--- begin Provided entries ---

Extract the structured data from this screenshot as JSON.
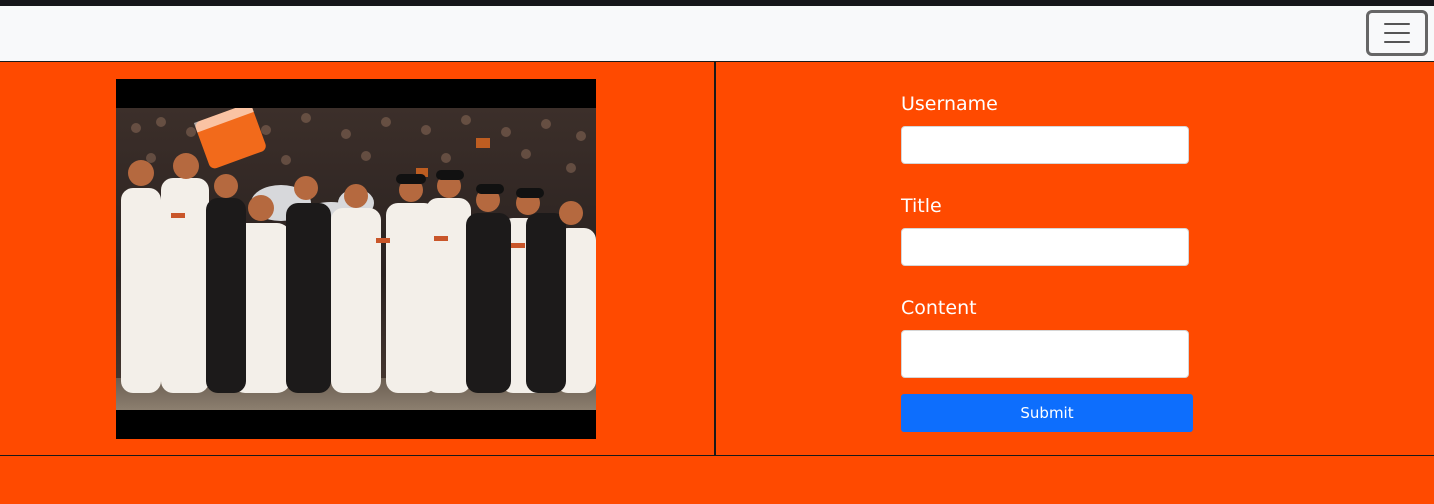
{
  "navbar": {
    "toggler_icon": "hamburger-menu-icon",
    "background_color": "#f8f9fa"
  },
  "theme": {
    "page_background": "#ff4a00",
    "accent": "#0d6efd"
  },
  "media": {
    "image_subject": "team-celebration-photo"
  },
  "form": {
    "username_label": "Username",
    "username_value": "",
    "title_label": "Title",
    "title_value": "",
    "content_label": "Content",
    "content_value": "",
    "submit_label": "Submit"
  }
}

--- end Provided entries ---

# What this task involves
Quote everything in the listing above exactly; pictures are the only thing to omit.

# Response below
Extract the structured data from this screenshot as JSON.
{
  "navbar": {
    "toggler_icon": "hamburger-menu-icon",
    "background_color": "#f8f9fa"
  },
  "theme": {
    "page_background": "#ff4a00",
    "accent": "#0d6efd"
  },
  "media": {
    "image_subject": "team-celebration-photo"
  },
  "form": {
    "username_label": "Username",
    "username_value": "",
    "title_label": "Title",
    "title_value": "",
    "content_label": "Content",
    "content_value": "",
    "submit_label": "Submit"
  }
}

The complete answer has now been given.